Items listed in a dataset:
● ● ● ● ● ● ●

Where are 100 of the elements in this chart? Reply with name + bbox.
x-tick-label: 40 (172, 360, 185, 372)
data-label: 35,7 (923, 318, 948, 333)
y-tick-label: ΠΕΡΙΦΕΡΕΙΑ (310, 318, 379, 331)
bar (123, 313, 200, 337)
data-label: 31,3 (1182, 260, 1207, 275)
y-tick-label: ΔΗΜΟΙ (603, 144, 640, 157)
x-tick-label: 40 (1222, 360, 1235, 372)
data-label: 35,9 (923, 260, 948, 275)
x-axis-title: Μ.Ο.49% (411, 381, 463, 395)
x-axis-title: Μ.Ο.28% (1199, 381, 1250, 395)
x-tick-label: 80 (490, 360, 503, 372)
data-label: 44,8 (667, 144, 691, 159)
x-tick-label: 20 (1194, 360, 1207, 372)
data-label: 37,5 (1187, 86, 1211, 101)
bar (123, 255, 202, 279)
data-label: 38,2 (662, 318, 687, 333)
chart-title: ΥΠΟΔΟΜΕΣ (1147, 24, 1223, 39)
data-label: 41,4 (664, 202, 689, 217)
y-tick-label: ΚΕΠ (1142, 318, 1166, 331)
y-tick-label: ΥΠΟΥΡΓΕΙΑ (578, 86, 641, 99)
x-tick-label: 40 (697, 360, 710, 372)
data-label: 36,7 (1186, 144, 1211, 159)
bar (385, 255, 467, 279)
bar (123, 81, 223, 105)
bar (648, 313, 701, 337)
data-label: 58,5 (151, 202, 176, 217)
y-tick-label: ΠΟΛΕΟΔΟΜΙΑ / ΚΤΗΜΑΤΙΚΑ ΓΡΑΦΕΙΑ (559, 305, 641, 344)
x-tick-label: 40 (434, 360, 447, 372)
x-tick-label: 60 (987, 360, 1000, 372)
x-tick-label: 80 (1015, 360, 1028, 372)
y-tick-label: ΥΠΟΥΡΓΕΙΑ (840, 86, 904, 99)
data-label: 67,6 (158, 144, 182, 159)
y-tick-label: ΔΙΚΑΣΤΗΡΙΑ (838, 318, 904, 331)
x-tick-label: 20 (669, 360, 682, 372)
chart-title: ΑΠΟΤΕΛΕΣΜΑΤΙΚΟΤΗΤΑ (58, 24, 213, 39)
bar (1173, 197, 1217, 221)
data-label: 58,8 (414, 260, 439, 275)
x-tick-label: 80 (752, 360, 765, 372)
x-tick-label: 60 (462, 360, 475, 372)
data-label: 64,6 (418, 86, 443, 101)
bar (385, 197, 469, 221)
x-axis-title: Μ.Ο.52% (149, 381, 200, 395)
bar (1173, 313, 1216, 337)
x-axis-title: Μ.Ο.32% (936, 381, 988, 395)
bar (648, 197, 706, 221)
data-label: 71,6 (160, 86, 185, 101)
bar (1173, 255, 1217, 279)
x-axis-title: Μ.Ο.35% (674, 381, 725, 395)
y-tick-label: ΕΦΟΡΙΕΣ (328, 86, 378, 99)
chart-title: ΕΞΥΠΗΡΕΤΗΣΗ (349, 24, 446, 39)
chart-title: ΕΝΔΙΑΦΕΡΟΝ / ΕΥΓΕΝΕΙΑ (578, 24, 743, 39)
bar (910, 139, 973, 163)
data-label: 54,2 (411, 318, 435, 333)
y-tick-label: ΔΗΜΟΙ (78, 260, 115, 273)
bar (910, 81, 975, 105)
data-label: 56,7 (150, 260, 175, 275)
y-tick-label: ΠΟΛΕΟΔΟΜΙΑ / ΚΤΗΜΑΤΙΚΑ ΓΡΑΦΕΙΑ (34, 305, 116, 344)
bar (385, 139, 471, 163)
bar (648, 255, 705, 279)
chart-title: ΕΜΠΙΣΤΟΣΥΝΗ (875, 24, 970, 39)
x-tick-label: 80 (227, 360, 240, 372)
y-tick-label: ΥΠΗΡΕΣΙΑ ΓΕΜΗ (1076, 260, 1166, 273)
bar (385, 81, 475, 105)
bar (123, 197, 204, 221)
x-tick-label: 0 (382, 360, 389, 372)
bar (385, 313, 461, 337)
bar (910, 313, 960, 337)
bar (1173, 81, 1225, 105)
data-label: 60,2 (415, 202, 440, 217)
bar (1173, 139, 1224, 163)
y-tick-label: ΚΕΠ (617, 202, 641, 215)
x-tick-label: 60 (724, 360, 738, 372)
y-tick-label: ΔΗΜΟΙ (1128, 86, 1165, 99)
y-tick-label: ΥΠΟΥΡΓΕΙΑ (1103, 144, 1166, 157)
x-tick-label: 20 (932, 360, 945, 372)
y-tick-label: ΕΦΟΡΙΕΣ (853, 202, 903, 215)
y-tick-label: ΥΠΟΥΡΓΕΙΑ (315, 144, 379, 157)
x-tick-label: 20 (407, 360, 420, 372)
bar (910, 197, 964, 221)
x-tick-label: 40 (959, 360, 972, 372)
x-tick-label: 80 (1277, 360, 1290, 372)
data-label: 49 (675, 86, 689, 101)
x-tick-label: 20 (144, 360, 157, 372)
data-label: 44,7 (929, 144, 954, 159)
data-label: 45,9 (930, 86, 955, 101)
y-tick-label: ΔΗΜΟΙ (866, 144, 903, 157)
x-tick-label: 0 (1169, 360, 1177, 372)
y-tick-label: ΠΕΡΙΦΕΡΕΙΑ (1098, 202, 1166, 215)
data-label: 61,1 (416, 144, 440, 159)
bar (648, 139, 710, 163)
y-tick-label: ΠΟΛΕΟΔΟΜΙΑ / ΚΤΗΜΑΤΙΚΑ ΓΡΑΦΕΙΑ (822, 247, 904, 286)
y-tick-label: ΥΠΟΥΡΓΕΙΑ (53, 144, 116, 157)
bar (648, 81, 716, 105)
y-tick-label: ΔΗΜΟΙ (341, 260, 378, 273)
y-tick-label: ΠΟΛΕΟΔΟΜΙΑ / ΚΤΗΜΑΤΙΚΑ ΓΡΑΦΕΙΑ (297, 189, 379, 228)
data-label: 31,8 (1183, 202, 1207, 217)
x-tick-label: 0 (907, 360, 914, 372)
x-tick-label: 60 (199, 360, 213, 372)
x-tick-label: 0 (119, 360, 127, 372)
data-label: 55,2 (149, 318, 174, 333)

● ● ● ● ● ● ●

Exercise directions:
Update the records so that every "data-label" reads "value-label", keeping everything else the same.

Reply:
Where are 100 of the elements in this chart? Reply with name + bbox.
x-tick-label: 40 (172, 360, 185, 372)
value-label: 35,7 (923, 318, 948, 333)
y-tick-label: ΠΕΡΙΦΕΡΕΙΑ (310, 318, 379, 331)
bar (123, 313, 200, 337)
value-label: 31,3 (1182, 260, 1207, 275)
y-tick-label: ΔΗΜΟΙ (603, 144, 640, 157)
x-tick-label: 40 (1222, 360, 1235, 372)
value-label: 35,9 (923, 260, 948, 275)
x-axis-title: Μ.Ο.49% (411, 381, 463, 395)
x-axis-title: Μ.Ο.28% (1199, 381, 1250, 395)
x-tick-label: 80 (490, 360, 503, 372)
value-label: 44,8 (667, 144, 691, 159)
x-tick-label: 20 (1194, 360, 1207, 372)
value-label: 37,5 (1187, 86, 1211, 101)
bar (123, 255, 202, 279)
value-label: 38,2 (662, 318, 687, 333)
chart-title: ΥΠΟΔΟΜΕΣ (1147, 24, 1223, 39)
value-label: 41,4 (664, 202, 689, 217)
y-tick-label: ΚΕΠ (1142, 318, 1166, 331)
y-tick-label: ΥΠΟΥΡΓΕΙΑ (578, 86, 641, 99)
x-tick-label: 40 (697, 360, 710, 372)
value-label: 36,7 (1186, 144, 1211, 159)
bar (385, 255, 467, 279)
bar (123, 81, 223, 105)
bar (648, 313, 701, 337)
value-label: 58,5 (151, 202, 176, 217)
y-tick-label: ΠΟΛΕΟΔΟΜΙΑ / ΚΤΗΜΑΤΙΚΑ ΓΡΑΦΕΙΑ (559, 305, 641, 344)
x-tick-label: 40 (434, 360, 447, 372)
x-tick-label: 60 (987, 360, 1000, 372)
x-tick-label: 80 (1015, 360, 1028, 372)
y-tick-label: ΥΠΟΥΡΓΕΙΑ (840, 86, 904, 99)
value-label: 67,6 (158, 144, 182, 159)
y-tick-label: ΔΙΚΑΣΤΗΡΙΑ (838, 318, 904, 331)
x-tick-label: 20 (669, 360, 682, 372)
chart-title: ΑΠΟΤΕΛΕΣΜΑΤΙΚΟΤΗΤΑ (58, 24, 213, 39)
bar (1173, 197, 1217, 221)
value-label: 58,8 (414, 260, 439, 275)
x-tick-label: 80 (752, 360, 765, 372)
x-tick-label: 60 (462, 360, 475, 372)
value-label: 64,6 (418, 86, 443, 101)
bar (385, 197, 469, 221)
x-axis-title: Μ.Ο.52% (149, 381, 200, 395)
bar (1173, 313, 1216, 337)
x-axis-title: Μ.Ο.32% (936, 381, 988, 395)
bar (648, 197, 706, 221)
value-label: 71,6 (160, 86, 185, 101)
bar (1173, 255, 1217, 279)
x-axis-title: Μ.Ο.35% (674, 381, 725, 395)
y-tick-label: ΕΦΟΡΙΕΣ (328, 86, 378, 99)
chart-title: ΕΞΥΠΗΡΕΤΗΣΗ (349, 24, 446, 39)
chart-title: ΕΝΔΙΑΦΕΡΟΝ / ΕΥΓΕΝΕΙΑ (578, 24, 743, 39)
bar (910, 139, 973, 163)
value-label: 54,2 (411, 318, 435, 333)
y-tick-label: ΔΗΜΟΙ (78, 260, 115, 273)
bar (910, 81, 975, 105)
value-label: 56,7 (150, 260, 175, 275)
y-tick-label: ΠΟΛΕΟΔΟΜΙΑ / ΚΤΗΜΑΤΙΚΑ ΓΡΑΦΕΙΑ (34, 305, 116, 344)
bar (385, 139, 471, 163)
bar (648, 255, 705, 279)
chart-title: ΕΜΠΙΣΤΟΣΥΝΗ (875, 24, 970, 39)
x-tick-label: 80 (227, 360, 240, 372)
y-tick-label: ΥΠΗΡΕΣΙΑ ΓΕΜΗ (1076, 260, 1166, 273)
bar (385, 81, 475, 105)
bar (123, 197, 204, 221)
x-tick-label: 0 (382, 360, 389, 372)
bar (385, 313, 461, 337)
bar (910, 313, 960, 337)
bar (1173, 81, 1225, 105)
value-label: 60,2 (415, 202, 440, 217)
bar (1173, 139, 1224, 163)
y-tick-label: ΚΕΠ (617, 202, 641, 215)
x-tick-label: 60 (724, 360, 738, 372)
y-tick-label: ΔΗΜΟΙ (1128, 86, 1165, 99)
y-tick-label: ΥΠΟΥΡΓΕΙΑ (1103, 144, 1166, 157)
x-tick-label: 20 (932, 360, 945, 372)
y-tick-label: ΕΦΟΡΙΕΣ (853, 202, 903, 215)
y-tick-label: ΥΠΟΥΡΓΕΙΑ (315, 144, 379, 157)
x-tick-label: 20 (407, 360, 420, 372)
bar (910, 197, 964, 221)
x-tick-label: 40 (959, 360, 972, 372)
x-tick-label: 80 (1277, 360, 1290, 372)
value-label: 49 (675, 86, 689, 101)
x-tick-label: 20 (144, 360, 157, 372)
value-label: 44,7 (929, 144, 954, 159)
value-label: 45,9 (930, 86, 955, 101)
y-tick-label: ΔΗΜΟΙ (866, 144, 903, 157)
x-tick-label: 0 (1169, 360, 1177, 372)
y-tick-label: ΠΕΡΙΦΕΡΕΙΑ (1098, 202, 1166, 215)
value-label: 61,1 (416, 144, 440, 159)
bar (648, 139, 710, 163)
y-tick-label: ΠΟΛΕΟΔΟΜΙΑ / ΚΤΗΜΑΤΙΚΑ ΓΡΑΦΕΙΑ (822, 247, 904, 286)
y-tick-label: ΥΠΟΥΡΓΕΙΑ (53, 144, 116, 157)
bar (648, 81, 716, 105)
y-tick-label: ΔΗΜΟΙ (341, 260, 378, 273)
y-tick-label: ΠΟΛΕΟΔΟΜΙΑ / ΚΤΗΜΑΤΙΚΑ ΓΡΑΦΕΙΑ (297, 189, 379, 228)
value-label: 31,8 (1183, 202, 1207, 217)
x-tick-label: 0 (907, 360, 914, 372)
x-tick-label: 60 (199, 360, 213, 372)
x-tick-label: 0 (119, 360, 127, 372)
value-label: 55,2 (149, 318, 174, 333)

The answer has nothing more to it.